Exercise details - Below are records. Copy every line with "Club" in it.

Listed entries -
-- Start --
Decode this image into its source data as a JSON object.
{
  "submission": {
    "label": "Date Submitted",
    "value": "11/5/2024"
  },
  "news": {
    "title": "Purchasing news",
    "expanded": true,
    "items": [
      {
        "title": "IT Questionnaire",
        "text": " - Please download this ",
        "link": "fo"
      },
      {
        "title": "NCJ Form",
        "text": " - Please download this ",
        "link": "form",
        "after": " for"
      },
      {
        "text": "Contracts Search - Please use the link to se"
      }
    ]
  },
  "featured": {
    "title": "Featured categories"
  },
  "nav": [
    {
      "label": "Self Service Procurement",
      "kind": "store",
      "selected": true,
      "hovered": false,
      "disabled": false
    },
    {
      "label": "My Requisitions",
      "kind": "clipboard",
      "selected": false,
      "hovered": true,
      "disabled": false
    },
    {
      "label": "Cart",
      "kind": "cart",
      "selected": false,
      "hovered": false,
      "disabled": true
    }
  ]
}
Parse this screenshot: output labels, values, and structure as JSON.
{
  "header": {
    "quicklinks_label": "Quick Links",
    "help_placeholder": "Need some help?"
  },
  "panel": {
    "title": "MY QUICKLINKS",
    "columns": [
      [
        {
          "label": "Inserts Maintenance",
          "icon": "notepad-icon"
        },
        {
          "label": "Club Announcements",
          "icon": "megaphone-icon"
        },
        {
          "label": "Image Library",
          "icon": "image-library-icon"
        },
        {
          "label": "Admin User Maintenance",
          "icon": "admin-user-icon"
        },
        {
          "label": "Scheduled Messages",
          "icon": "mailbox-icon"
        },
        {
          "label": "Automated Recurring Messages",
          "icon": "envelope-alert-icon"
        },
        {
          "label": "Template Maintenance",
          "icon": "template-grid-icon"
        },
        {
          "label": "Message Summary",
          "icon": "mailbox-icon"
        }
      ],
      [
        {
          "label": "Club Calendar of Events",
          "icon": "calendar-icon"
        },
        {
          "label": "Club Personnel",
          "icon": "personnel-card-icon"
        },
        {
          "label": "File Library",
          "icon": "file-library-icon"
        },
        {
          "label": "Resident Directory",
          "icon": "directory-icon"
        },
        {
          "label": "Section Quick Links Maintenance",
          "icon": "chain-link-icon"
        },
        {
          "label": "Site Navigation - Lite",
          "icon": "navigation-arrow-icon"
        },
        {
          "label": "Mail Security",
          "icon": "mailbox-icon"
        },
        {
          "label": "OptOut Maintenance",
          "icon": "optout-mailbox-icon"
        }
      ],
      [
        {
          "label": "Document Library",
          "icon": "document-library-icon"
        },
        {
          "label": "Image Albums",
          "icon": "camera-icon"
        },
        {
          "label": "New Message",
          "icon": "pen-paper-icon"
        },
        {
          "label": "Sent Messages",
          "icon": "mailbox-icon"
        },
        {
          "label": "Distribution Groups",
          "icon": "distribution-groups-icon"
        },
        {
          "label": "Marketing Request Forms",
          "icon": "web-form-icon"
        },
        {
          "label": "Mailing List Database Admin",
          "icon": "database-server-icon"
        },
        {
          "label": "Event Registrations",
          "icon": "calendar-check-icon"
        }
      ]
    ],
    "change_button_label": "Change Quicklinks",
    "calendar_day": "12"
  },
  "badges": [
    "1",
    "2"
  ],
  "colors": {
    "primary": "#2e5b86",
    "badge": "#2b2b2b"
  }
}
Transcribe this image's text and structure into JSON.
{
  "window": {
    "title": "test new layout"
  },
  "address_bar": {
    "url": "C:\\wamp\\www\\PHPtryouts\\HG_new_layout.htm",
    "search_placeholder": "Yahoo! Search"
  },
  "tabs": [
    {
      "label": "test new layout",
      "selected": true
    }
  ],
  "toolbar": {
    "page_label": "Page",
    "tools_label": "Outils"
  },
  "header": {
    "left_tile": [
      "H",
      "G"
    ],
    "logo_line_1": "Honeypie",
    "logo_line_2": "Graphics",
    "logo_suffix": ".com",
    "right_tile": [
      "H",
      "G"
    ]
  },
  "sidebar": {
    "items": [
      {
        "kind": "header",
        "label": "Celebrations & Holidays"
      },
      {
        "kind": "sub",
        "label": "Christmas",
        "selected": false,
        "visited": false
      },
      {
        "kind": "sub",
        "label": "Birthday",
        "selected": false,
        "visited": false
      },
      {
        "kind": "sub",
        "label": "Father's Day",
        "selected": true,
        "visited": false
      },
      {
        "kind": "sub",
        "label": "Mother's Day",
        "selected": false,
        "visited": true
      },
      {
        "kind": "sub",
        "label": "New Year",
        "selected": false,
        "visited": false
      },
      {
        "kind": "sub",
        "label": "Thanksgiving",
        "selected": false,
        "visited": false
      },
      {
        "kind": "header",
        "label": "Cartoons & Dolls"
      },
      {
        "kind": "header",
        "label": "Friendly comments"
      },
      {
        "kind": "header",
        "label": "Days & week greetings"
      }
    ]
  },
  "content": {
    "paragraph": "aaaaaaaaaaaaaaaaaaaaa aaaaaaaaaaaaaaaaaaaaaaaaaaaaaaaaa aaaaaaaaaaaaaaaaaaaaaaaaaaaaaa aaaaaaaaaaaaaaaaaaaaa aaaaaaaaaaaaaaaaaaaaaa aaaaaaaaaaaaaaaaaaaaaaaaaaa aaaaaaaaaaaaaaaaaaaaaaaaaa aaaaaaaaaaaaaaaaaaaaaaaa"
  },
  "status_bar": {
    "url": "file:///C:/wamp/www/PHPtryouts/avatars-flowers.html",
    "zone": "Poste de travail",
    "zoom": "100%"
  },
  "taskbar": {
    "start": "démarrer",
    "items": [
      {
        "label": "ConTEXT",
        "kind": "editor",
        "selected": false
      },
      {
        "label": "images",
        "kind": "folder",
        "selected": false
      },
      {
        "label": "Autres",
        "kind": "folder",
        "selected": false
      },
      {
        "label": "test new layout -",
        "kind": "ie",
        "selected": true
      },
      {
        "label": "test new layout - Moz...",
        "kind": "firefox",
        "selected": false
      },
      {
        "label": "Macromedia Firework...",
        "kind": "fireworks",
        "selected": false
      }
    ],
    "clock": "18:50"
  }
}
-- End --
Exercise response -
          "label": "Club Announcements",
          "label": "Club Calendar of Events",
          "label": "Club Personnel",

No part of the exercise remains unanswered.